[DESCRIPTION OF THE TASK] The material below should be written out in full and exactly; pictures stay out of the copy.

---*---

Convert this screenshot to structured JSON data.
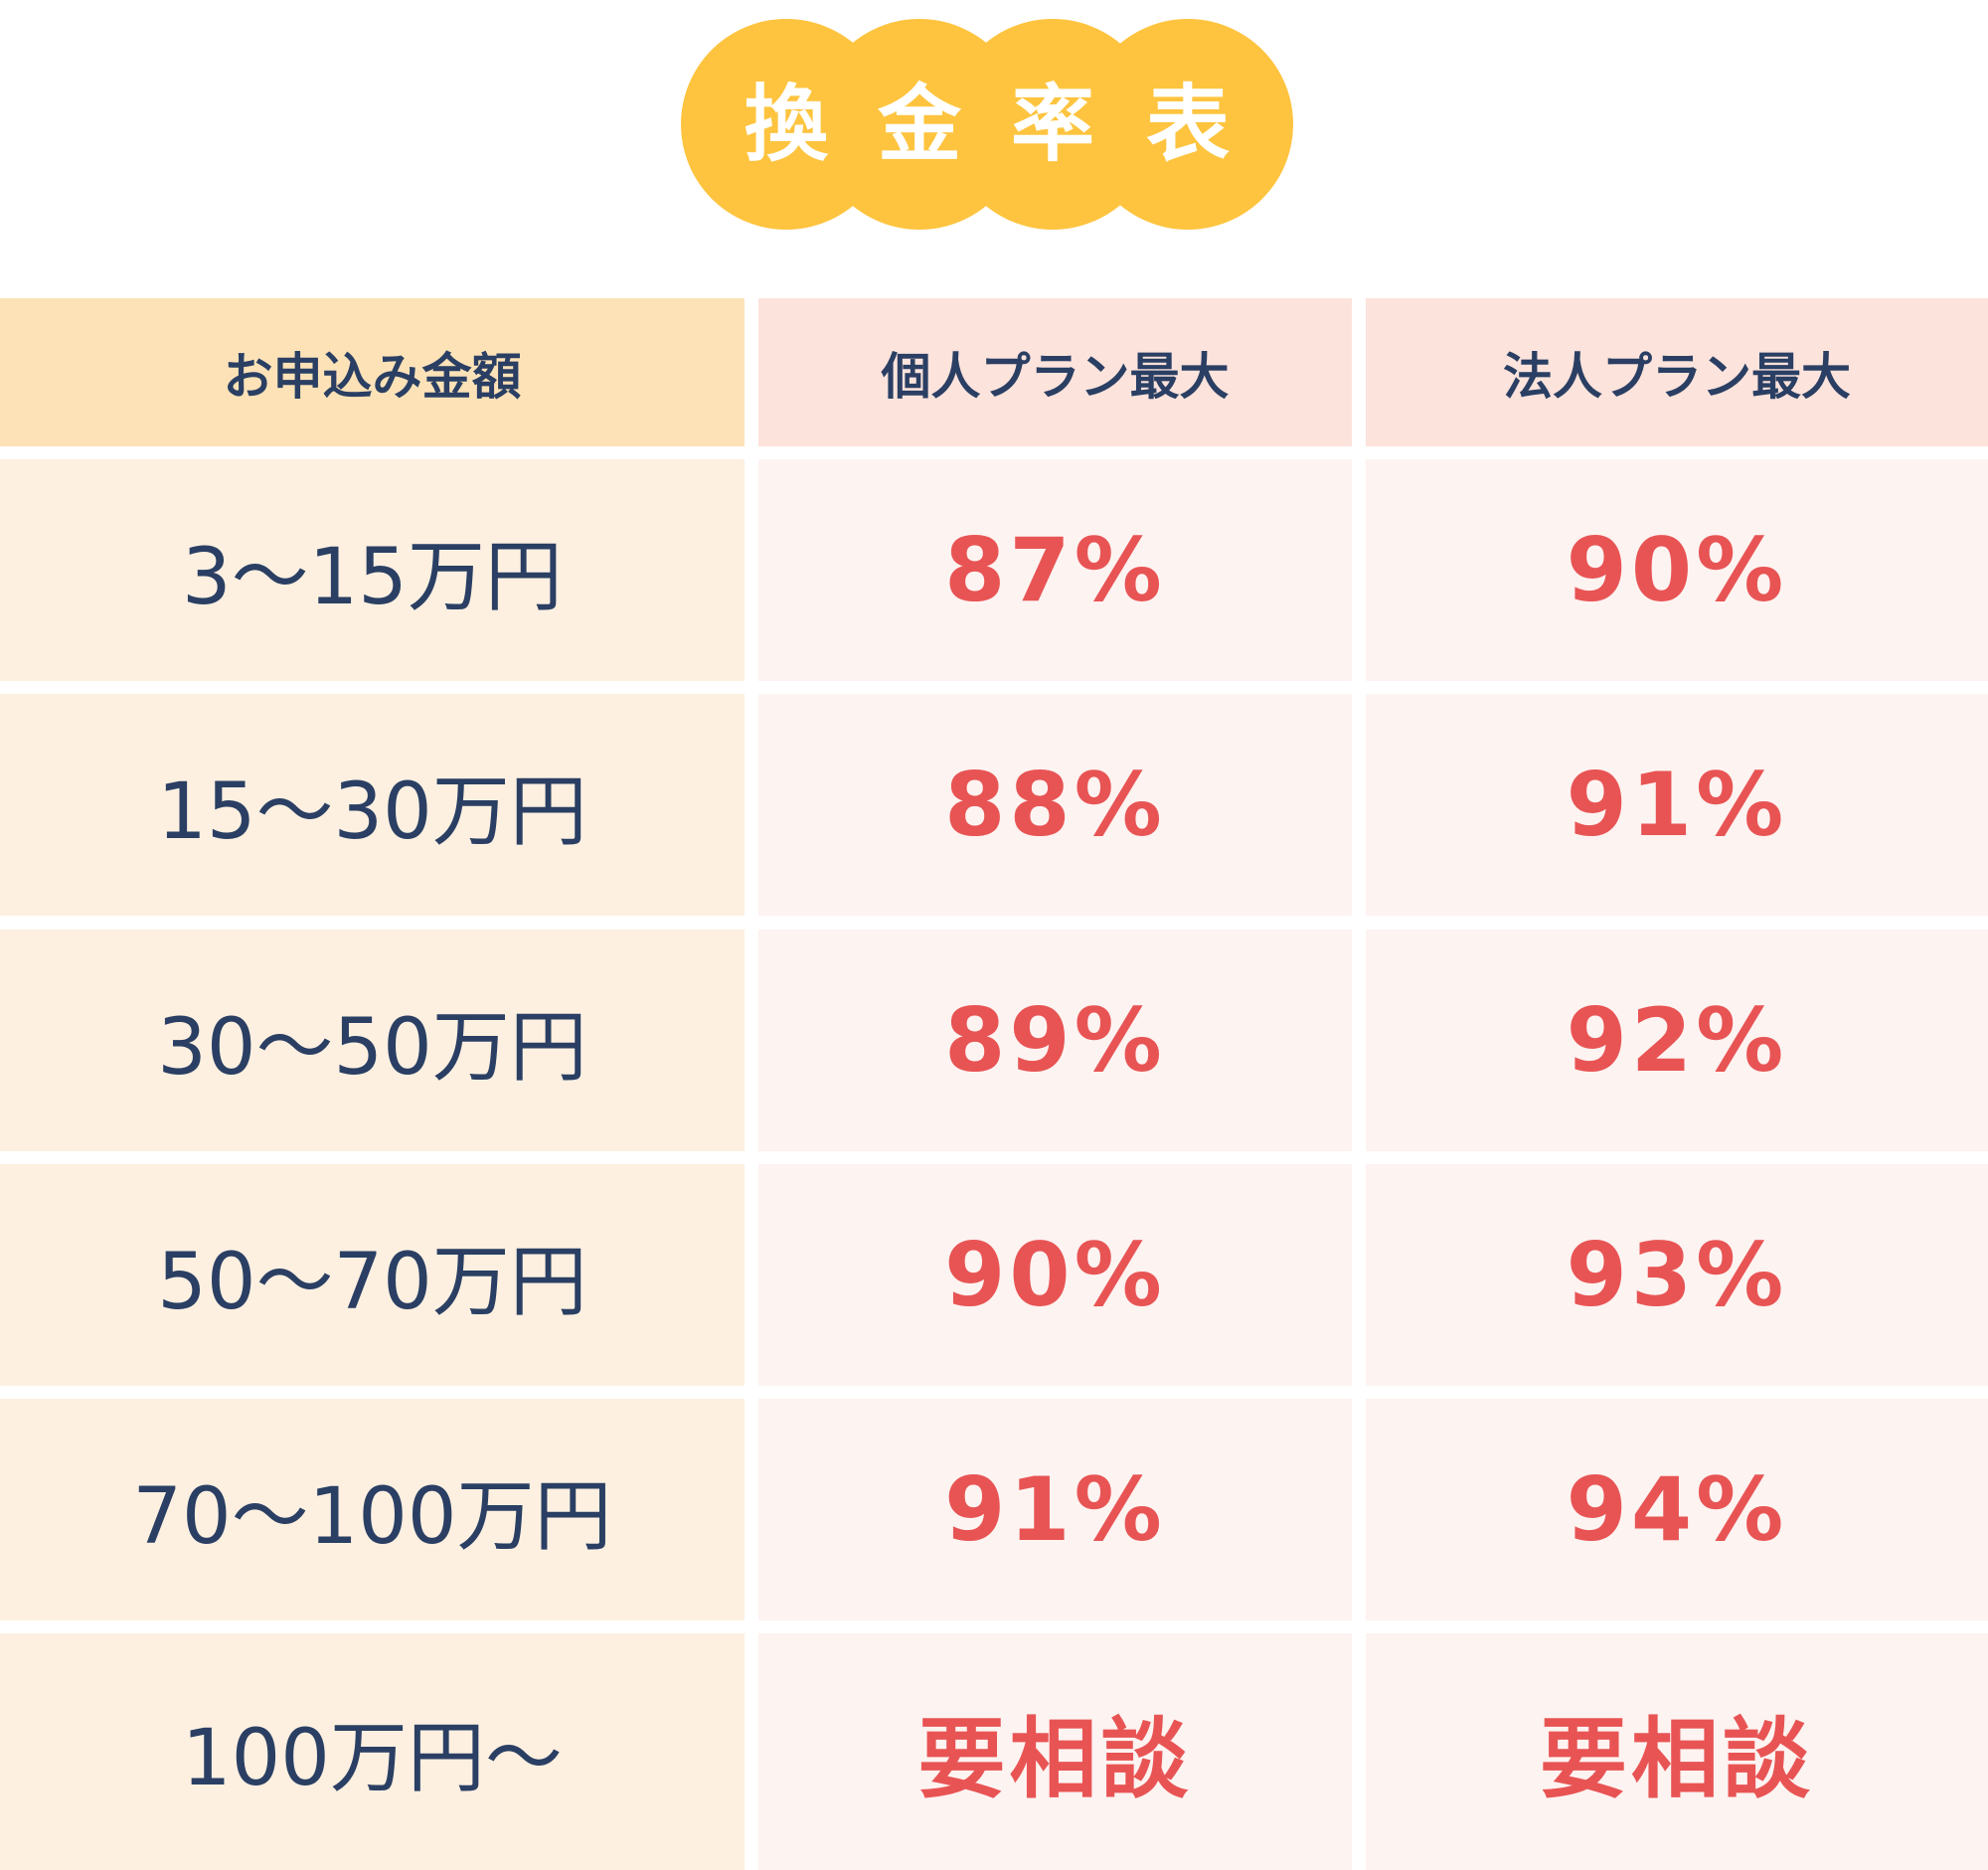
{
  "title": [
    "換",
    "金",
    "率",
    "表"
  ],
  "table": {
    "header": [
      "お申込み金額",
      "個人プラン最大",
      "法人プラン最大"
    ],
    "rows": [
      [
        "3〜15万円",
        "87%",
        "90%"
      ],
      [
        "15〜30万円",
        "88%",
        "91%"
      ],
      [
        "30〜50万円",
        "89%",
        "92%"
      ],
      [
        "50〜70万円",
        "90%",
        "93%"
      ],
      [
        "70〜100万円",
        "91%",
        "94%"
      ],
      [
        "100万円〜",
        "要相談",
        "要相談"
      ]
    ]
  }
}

---*---

[COMPLETED TASK]
Convert this screenshot to structured JSON data.
{
  "title": [
    "換",
    "金",
    "率",
    "表"
  ],
  "table": {
    "header": [
      "お申込み金額",
      "個人プラン最大",
      "法人プラン最大"
    ],
    "rows": [
      [
        "3〜15万円",
        "87%",
        "90%"
      ],
      [
        "15〜30万円",
        "88%",
        "91%"
      ],
      [
        "30〜50万円",
        "89%",
        "92%"
      ],
      [
        "50〜70万円",
        "90%",
        "93%"
      ],
      [
        "70〜100万円",
        "91%",
        "94%"
      ],
      [
        "100万円〜",
        "要相談",
        "要相談"
      ]
    ]
  }
}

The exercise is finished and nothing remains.